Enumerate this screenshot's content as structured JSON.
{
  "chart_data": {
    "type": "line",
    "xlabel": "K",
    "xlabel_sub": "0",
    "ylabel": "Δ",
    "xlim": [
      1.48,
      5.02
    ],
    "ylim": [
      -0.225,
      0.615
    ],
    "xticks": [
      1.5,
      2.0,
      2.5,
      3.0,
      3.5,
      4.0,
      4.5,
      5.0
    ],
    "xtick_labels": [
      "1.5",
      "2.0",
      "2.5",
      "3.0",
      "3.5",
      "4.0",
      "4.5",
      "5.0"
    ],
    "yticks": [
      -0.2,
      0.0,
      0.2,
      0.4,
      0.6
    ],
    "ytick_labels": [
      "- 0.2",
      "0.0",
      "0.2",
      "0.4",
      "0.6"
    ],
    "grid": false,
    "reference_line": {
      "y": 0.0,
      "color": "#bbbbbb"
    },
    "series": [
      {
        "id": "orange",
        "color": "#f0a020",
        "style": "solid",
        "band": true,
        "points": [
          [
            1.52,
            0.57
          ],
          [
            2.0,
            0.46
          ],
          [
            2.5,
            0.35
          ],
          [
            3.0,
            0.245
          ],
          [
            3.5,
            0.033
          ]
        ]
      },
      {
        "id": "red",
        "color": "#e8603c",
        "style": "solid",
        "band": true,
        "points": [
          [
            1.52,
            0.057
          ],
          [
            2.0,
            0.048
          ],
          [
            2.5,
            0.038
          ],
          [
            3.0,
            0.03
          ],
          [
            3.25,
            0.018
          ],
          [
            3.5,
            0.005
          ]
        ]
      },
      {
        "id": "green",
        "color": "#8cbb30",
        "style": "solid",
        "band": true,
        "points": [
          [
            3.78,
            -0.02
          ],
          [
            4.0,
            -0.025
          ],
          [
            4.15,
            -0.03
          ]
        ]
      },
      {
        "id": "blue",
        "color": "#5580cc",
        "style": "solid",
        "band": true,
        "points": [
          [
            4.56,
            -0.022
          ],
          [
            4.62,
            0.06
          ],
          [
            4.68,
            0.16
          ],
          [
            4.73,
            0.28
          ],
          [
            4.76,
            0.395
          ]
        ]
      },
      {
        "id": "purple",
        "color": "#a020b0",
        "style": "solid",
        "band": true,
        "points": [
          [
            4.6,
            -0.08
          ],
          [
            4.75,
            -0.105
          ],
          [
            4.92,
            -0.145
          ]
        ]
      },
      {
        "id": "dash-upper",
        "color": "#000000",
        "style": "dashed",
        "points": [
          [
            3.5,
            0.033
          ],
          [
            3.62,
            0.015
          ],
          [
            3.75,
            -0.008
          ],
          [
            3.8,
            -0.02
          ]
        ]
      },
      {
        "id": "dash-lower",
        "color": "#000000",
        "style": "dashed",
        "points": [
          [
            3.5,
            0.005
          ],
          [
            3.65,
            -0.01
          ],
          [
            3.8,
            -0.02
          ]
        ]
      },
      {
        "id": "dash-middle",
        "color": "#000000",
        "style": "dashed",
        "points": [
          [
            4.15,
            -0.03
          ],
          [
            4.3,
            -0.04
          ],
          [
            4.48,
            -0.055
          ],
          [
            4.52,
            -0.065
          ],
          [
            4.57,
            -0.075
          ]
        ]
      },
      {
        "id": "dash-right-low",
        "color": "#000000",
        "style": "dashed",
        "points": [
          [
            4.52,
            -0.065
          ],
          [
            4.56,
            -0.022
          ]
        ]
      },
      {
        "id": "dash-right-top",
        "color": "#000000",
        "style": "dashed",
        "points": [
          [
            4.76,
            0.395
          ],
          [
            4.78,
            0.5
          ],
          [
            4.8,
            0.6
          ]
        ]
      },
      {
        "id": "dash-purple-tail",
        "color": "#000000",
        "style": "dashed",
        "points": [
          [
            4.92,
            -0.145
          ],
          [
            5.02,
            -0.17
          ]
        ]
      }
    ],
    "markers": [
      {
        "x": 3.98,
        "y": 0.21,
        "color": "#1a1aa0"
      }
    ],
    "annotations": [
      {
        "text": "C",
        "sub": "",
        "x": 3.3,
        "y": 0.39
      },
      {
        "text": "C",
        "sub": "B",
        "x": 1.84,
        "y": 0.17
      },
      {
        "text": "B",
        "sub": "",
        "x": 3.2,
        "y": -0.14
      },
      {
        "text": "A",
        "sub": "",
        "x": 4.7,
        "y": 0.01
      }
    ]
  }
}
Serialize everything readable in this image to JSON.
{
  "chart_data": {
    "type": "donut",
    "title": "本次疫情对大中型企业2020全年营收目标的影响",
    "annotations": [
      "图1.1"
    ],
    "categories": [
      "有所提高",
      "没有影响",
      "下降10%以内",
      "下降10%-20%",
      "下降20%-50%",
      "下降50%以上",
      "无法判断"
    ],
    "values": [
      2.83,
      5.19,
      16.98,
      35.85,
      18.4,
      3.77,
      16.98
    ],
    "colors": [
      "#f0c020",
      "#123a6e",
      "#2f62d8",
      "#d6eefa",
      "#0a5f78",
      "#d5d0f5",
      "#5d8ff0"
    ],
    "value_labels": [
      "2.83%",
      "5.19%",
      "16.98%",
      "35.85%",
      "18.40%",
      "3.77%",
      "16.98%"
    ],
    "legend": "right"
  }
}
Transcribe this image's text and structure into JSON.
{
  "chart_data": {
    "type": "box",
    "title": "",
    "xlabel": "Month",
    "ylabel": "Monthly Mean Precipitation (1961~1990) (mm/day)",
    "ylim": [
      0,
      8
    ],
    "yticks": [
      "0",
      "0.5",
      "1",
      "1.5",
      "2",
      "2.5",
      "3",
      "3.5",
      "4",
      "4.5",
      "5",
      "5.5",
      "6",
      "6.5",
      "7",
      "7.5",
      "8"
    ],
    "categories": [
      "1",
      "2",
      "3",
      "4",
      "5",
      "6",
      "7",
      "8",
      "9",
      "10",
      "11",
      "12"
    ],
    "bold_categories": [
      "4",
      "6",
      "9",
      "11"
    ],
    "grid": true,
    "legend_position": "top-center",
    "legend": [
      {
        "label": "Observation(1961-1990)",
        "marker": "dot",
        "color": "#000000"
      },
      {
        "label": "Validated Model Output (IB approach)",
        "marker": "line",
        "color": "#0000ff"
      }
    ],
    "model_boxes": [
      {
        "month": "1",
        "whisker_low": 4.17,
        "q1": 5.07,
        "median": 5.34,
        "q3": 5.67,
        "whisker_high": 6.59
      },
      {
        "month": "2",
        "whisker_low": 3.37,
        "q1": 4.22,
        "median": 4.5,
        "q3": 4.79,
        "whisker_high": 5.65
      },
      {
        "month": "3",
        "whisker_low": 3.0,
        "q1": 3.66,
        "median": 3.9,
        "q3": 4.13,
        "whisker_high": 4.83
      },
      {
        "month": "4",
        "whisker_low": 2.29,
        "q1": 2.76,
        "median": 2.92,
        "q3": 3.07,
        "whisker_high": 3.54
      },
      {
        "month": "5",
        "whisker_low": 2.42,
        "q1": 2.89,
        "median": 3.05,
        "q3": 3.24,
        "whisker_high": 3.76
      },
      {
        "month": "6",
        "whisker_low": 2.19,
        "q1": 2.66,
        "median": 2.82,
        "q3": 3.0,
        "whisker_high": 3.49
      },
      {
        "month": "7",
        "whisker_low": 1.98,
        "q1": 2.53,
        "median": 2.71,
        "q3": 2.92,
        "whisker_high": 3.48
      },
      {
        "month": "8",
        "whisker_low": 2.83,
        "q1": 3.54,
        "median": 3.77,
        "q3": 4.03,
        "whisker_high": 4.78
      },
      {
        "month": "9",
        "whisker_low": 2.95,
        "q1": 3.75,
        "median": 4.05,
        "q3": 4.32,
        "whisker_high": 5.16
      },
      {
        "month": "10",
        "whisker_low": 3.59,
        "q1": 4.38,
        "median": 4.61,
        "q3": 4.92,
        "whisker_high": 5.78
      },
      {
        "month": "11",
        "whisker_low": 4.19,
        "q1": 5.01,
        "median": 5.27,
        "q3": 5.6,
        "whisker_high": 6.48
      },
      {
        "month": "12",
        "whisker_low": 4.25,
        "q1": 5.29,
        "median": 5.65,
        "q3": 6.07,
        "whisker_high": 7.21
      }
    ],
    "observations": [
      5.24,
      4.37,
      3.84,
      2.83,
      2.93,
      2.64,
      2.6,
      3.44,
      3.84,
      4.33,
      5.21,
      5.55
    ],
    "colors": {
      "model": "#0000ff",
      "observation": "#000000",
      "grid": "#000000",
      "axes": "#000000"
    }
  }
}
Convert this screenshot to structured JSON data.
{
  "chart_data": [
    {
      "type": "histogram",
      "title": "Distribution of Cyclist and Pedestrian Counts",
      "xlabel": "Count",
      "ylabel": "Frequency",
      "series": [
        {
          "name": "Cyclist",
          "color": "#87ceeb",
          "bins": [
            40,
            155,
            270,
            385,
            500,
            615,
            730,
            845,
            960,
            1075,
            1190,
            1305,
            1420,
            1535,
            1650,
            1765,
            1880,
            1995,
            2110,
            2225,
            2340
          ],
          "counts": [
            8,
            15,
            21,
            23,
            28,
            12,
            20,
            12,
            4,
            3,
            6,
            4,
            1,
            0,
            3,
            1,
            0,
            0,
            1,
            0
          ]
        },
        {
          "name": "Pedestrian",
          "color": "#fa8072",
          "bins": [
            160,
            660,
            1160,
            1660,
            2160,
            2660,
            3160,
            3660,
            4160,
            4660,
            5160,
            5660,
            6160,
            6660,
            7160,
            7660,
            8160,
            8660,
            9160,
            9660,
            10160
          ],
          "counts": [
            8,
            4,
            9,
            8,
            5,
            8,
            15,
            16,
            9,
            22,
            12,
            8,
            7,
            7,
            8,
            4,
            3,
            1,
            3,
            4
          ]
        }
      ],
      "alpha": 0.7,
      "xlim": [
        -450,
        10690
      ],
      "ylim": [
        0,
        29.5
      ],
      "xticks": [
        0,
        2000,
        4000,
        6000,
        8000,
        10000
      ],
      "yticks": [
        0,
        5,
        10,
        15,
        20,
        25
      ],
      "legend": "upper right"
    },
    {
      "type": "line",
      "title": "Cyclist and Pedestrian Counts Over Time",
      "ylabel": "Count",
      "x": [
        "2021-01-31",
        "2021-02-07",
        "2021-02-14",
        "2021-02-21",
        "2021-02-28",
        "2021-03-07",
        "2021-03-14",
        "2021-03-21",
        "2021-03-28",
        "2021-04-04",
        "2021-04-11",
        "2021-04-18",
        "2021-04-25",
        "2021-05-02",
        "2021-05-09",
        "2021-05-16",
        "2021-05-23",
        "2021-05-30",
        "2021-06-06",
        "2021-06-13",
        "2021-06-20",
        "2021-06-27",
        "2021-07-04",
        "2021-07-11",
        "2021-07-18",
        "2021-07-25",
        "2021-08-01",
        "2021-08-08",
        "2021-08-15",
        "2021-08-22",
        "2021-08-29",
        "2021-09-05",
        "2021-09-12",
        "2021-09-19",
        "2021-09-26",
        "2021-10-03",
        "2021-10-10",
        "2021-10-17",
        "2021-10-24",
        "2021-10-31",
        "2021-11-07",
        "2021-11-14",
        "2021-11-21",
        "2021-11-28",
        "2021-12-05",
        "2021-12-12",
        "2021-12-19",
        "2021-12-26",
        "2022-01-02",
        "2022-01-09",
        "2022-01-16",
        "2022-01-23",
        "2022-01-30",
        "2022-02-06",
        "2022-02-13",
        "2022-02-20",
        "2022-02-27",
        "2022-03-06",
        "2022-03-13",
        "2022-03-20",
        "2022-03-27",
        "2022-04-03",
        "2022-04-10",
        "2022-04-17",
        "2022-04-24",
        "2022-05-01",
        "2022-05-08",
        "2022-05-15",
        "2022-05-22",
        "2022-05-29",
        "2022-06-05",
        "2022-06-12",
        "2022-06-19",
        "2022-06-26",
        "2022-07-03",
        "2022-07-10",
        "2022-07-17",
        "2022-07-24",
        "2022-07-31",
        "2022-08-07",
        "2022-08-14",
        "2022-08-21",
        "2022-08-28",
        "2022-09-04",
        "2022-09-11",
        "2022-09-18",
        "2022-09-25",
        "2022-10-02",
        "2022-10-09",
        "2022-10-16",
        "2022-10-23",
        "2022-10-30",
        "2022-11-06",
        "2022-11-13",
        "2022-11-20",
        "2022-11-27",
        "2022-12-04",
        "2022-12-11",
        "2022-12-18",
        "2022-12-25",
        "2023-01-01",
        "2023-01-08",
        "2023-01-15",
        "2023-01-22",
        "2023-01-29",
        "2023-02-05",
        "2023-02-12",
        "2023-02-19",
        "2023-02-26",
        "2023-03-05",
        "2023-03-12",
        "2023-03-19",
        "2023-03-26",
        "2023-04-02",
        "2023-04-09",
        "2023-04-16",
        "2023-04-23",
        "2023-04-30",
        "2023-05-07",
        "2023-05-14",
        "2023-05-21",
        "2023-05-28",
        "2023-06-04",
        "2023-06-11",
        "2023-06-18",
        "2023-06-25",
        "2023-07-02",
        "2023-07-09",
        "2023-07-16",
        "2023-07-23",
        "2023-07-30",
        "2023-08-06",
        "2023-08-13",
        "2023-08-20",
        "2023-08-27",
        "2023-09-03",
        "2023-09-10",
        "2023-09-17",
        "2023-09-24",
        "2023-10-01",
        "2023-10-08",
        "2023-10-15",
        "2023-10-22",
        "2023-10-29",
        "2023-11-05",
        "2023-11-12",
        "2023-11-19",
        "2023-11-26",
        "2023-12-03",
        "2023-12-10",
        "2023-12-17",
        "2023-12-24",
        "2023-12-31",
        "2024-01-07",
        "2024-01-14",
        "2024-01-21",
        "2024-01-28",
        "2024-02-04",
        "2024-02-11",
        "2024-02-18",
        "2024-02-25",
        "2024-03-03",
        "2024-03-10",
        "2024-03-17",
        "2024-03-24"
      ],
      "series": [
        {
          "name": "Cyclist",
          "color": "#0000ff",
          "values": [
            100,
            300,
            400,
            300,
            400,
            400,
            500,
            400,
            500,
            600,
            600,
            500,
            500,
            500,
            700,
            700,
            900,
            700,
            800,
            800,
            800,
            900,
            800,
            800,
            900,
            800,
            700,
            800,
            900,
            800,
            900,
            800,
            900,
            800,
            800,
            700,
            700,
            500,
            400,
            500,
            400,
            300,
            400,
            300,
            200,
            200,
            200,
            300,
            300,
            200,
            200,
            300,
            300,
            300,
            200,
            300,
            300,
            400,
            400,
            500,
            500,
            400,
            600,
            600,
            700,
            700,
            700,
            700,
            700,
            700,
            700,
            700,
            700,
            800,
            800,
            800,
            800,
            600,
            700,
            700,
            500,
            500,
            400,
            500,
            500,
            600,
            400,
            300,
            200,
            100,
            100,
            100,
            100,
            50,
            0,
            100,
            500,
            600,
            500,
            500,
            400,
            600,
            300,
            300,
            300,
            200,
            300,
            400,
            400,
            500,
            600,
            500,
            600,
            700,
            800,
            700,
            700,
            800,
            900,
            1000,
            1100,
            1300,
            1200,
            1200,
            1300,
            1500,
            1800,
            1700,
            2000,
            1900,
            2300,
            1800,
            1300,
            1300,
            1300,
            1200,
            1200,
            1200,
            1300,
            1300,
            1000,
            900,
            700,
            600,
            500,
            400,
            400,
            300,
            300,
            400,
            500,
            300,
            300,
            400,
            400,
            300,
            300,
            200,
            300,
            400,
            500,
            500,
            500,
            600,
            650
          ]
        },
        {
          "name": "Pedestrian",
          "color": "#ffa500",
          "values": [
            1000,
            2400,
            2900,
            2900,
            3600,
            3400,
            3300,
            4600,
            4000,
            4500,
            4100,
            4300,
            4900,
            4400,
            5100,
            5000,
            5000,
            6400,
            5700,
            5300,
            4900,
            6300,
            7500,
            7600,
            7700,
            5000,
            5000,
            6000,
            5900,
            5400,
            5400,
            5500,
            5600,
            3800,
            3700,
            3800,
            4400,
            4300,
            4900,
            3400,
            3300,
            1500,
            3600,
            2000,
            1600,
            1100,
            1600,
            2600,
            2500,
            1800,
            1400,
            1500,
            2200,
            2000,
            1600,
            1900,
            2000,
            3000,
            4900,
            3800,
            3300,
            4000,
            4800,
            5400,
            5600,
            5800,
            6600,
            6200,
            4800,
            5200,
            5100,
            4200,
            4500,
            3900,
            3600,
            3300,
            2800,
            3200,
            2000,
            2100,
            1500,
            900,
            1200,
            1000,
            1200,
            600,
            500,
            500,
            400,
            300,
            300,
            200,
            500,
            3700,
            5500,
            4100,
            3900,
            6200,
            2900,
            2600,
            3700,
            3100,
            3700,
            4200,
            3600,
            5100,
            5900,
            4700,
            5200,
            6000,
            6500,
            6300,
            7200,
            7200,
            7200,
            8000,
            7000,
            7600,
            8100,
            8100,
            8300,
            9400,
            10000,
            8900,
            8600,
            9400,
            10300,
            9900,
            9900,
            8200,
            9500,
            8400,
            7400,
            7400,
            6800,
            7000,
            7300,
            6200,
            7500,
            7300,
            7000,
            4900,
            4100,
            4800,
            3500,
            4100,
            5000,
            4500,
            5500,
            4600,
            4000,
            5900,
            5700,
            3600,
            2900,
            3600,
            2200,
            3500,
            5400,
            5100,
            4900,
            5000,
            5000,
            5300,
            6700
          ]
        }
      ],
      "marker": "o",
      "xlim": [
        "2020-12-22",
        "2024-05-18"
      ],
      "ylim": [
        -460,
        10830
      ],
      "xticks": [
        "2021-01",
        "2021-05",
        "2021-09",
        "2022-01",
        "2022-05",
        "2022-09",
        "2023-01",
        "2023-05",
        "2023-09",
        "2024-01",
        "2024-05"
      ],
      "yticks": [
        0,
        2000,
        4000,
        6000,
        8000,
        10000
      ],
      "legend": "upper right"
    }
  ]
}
——
**YOUR OBJECTIVE:** Copy each line above that contains the word "screenshot".

**RESPONSE TO THE TASK:**
Enumerate this screenshot's content as structured JSON.
Convert this screenshot to structured JSON data.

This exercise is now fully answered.